> [ACCIÓN REQUERIDA]: Según el texto sobre la luz solar y el estado de ánimo, ¿en qué instituto trabajan los investigadores que desarrollaron la técnica de los catéteres en las venas y arterias yugulares?

> [FRAGMENTO DE PÁGINA]:
=====

La luz del sol alegra la vida

Se acaba de “demostrar” algo que todos sabíamos ya: que la mayor o menor cantidad de luz solar que recibimos influye en nuestro estado de ánimo. Es decir, se confirma que cuanta más cantidad de horas de sol y más luminosidad hay menos problemas afectivos tenemos.
Hasta el momento se sospechaba que una baja concentración de serotonina provocaba trastornos afectivos porque la fototerapia produce un efecto beneficioso. El problema es que la medición de serotonina y sus metabolitos a través del fluido cerebroespinal mostraba que en las personas con estas alteraciones afectivas su nivel de serotonina era normal. Esta contradicción podría explicarse si la cantidad de serotonina que hay en el fluido cerebroespinal no correspondiera con el nivel de serotonina cerebral por ser producida por otras terminales nerviosas y, por tanto, fuera un indicador impreciso de la concentración de este neurotransmisor en el cerebro. Pues bien, investigadores del Instituto de Investigación Baker en Melbourne (Australia) han desarrollado una técnica para colocar catéteres en el interior de las venas y arterias yugulares y recoger muestras de sangre procedente directamente del cerebro concluyendo que la cantidad de luz solar afecta a la actividad de la serotonina cerebral y que eso provoca el desorden afectivo y de humor estacional. Falta saber si ese efecto afecta de la misma forma a pacientes predispuestos a estos trastornos afectivos que a personas sanas.

=====

Extractos del conjunto de datos:
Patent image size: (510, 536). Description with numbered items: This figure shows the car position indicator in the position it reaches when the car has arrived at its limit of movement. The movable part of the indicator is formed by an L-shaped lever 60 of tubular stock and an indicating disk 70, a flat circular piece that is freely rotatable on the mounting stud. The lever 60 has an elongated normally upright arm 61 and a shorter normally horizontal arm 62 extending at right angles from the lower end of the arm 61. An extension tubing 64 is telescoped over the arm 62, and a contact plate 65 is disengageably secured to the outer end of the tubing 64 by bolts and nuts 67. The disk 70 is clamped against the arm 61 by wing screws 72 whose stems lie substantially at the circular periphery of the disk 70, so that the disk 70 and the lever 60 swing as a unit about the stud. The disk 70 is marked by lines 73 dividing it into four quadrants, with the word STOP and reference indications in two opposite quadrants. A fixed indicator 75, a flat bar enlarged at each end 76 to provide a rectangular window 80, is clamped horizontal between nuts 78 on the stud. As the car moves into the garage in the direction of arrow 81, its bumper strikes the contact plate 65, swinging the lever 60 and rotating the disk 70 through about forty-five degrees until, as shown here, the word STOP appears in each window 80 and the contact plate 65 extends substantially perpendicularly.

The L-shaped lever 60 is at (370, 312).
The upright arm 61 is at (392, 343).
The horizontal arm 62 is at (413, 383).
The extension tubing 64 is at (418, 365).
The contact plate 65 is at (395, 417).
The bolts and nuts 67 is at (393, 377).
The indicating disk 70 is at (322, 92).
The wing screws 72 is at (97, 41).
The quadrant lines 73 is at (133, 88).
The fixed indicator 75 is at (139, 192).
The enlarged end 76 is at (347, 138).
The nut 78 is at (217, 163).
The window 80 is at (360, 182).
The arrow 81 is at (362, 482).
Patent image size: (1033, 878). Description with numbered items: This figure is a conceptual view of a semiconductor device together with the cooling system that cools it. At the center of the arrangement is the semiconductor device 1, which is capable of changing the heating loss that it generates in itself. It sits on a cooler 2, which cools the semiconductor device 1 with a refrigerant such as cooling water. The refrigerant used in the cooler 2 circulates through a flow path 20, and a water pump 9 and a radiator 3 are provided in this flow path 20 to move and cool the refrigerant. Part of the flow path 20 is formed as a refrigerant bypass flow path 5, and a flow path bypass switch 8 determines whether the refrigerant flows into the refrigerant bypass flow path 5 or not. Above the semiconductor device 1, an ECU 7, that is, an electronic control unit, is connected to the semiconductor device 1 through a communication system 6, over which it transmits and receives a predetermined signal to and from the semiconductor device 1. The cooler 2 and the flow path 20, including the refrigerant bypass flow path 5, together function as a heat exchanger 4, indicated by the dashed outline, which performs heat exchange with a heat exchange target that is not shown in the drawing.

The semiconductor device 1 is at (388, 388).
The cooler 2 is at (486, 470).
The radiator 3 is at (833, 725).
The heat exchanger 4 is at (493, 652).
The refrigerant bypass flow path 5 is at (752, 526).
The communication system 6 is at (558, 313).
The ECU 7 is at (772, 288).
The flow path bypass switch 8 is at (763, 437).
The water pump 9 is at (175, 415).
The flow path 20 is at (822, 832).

=====

> [RESULTADO DEL EJERCICIO]: En el Instituto de Investigación Baker, en Melbourne (Australia).